- **INPUT FOR THIS TASK**
########################################

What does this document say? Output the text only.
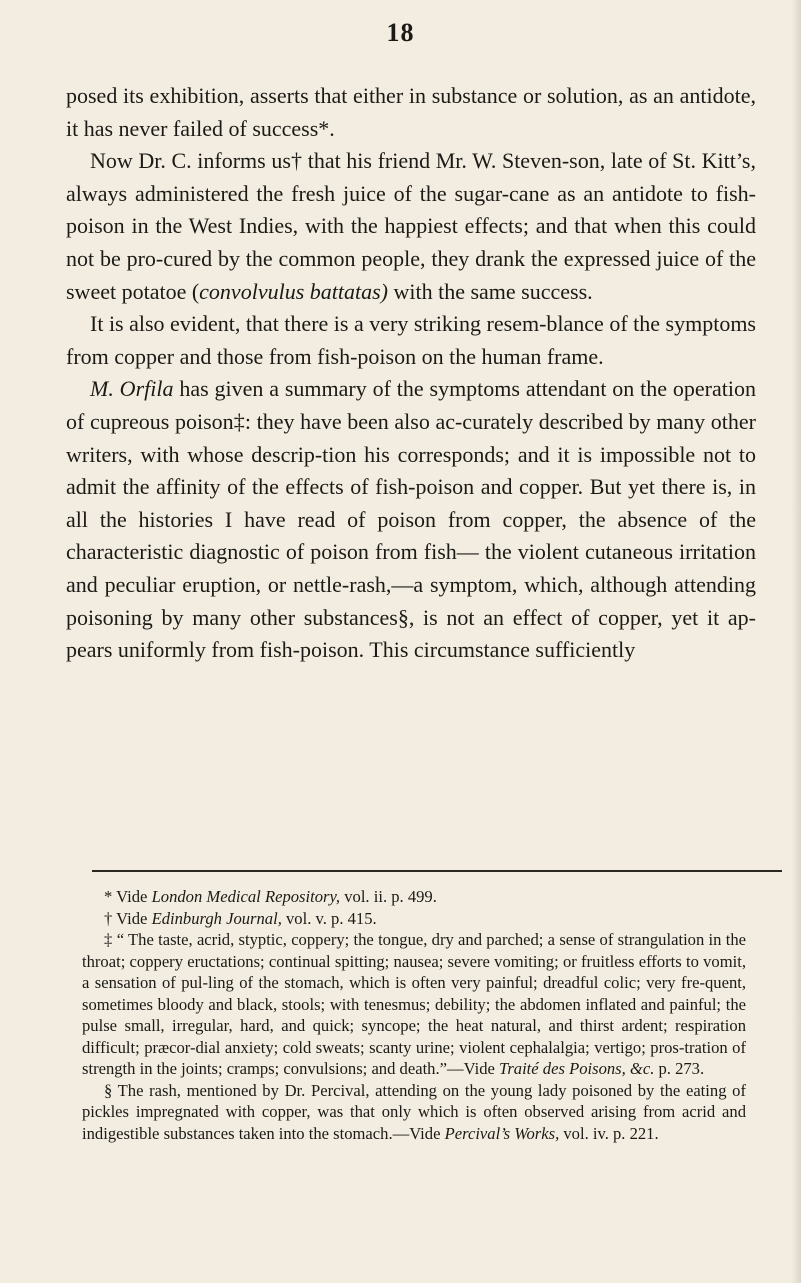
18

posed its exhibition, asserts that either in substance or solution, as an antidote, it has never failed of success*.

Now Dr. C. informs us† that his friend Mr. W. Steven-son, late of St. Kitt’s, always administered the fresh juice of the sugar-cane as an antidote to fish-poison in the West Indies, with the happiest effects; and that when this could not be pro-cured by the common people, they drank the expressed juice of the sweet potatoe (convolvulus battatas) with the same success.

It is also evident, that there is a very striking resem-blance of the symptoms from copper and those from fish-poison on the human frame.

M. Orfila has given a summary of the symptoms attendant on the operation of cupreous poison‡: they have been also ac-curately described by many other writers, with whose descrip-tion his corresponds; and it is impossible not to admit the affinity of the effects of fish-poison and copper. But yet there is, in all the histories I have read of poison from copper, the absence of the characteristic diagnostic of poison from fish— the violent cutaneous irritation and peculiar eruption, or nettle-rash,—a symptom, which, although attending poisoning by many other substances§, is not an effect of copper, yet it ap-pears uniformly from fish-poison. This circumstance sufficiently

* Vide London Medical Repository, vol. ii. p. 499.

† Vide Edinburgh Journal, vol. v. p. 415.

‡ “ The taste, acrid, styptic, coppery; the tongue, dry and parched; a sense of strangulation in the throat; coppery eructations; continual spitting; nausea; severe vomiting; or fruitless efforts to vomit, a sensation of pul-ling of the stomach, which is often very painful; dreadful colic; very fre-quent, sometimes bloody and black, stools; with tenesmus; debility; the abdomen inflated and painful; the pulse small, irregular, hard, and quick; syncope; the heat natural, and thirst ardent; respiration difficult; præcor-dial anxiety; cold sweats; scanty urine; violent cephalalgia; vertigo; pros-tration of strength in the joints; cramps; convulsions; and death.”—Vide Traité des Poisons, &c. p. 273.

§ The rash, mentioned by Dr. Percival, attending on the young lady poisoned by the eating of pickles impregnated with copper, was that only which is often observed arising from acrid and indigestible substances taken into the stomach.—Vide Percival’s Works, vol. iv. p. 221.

########################################

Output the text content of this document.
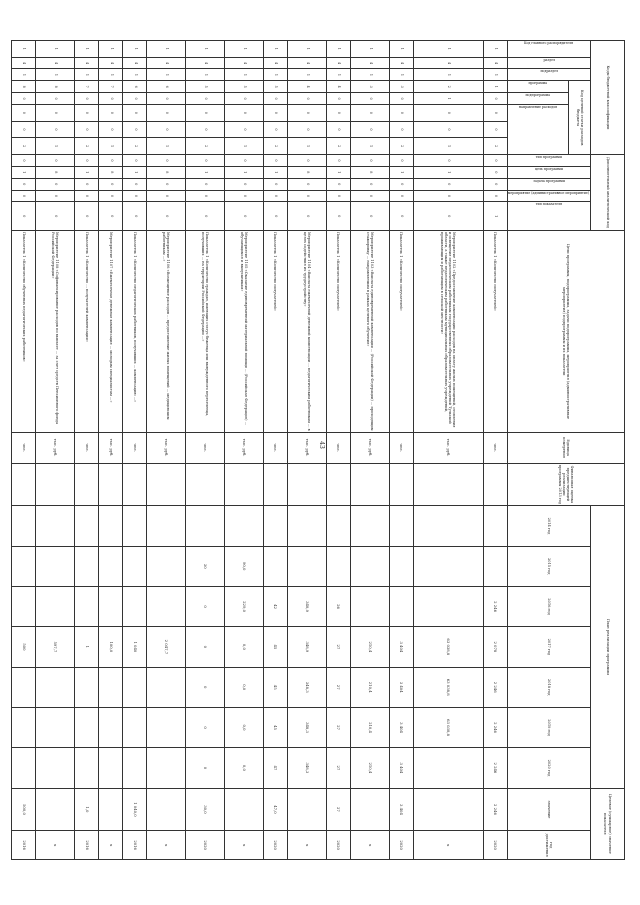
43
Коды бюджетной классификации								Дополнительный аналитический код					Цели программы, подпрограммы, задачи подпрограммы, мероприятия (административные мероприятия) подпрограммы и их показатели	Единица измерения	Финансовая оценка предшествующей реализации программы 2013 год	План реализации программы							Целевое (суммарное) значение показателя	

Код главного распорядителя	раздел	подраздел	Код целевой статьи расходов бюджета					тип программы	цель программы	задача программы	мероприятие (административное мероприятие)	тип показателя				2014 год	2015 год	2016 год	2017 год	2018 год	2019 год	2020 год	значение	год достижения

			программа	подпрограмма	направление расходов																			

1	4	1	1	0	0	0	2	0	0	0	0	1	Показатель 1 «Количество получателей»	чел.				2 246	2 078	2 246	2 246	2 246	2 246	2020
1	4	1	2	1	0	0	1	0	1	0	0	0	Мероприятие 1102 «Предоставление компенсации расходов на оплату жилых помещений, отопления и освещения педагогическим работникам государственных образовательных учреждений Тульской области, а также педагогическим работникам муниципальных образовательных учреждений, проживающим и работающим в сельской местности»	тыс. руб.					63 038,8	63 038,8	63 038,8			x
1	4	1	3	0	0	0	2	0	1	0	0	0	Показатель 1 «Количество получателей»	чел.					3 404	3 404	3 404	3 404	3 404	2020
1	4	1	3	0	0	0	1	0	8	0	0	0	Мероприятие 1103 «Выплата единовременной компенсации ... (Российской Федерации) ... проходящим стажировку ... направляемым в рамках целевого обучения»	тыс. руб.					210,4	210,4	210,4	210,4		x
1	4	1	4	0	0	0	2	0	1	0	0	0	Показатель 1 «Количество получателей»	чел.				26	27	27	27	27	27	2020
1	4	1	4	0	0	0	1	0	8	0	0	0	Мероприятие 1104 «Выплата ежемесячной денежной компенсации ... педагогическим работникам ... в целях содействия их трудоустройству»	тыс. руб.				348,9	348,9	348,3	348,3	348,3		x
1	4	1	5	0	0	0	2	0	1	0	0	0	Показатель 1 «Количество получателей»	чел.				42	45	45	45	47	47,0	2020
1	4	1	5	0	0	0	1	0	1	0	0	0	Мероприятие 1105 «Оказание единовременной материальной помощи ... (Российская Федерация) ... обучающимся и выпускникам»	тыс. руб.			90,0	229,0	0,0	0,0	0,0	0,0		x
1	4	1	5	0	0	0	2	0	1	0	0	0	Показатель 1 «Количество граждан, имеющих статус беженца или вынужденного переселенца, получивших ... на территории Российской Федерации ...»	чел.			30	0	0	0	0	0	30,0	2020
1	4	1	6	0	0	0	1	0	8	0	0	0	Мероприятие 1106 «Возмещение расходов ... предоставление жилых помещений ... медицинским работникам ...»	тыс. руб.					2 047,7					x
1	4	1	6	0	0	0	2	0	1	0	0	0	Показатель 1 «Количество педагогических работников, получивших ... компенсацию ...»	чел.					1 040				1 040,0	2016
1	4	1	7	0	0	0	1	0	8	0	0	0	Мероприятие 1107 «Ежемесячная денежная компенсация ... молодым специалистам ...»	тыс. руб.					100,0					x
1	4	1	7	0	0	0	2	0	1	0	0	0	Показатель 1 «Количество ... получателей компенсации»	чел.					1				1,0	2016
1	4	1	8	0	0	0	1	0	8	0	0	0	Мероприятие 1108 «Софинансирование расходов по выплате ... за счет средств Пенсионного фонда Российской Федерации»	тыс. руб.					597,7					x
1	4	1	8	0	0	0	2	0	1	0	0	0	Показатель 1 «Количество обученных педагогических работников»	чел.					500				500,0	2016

########################################

- **INSTRUCTIONS FOR THE TASK**
Which lines contain the word "единовременной"? Return each of them.

- **EXERCISE RESPONSE**
1	4	1	3	0	0	0	1	0	8	0	0	0	Мероприятие 1103 «Выплата единовременной компенсации ... (Российской Федерации) ... проходящим стажировку ... направляемым в рамках целевого обучения»	тыс. руб.					210,4	210,4	210,4	210,4		x
1	4	1	5	0	0	0	1	0	1	0	0	0	Мероприятие 1105 «Оказание единовременной материальной помощи ... (Российская Федерация) ... обучающимся и выпускникам»	тыс. руб.			90,0	229,0	0,0	0,0	0,0	0,0		x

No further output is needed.